### Exercise objective
Word for word, transcribe the lines below and drop the pictures.

begin Data to use

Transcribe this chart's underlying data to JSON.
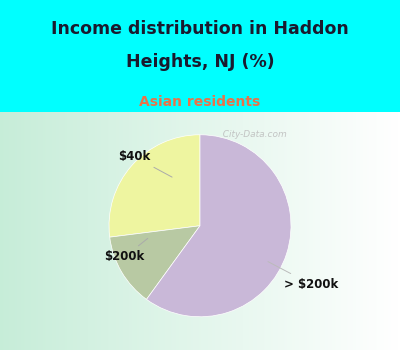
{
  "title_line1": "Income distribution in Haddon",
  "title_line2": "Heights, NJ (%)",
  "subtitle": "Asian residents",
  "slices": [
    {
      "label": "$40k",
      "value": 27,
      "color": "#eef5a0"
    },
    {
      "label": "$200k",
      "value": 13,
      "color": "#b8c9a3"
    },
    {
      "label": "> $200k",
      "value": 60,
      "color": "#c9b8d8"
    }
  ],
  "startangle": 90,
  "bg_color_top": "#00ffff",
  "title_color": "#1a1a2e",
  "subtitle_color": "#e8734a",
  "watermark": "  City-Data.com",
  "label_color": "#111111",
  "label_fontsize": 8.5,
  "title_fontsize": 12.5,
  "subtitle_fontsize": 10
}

end Data to use

### Completed task
Transcribe this chart's underlying data to JSON.
{
  "title_line1": "Income distribution in Haddon",
  "title_line2": "Heights, NJ (%)",
  "subtitle": "Asian residents",
  "slices": [
    {
      "label": "$40k",
      "value": 27,
      "color": "#eef5a0"
    },
    {
      "label": "$200k",
      "value": 13,
      "color": "#b8c9a3"
    },
    {
      "label": "> $200k",
      "value": 60,
      "color": "#c9b8d8"
    }
  ],
  "startangle": 90,
  "bg_color_top": "#00ffff",
  "title_color": "#1a1a2e",
  "subtitle_color": "#e8734a",
  "watermark": "  City-Data.com",
  "label_color": "#111111",
  "label_fontsize": 8.5,
  "title_fontsize": 12.5,
  "subtitle_fontsize": 10
}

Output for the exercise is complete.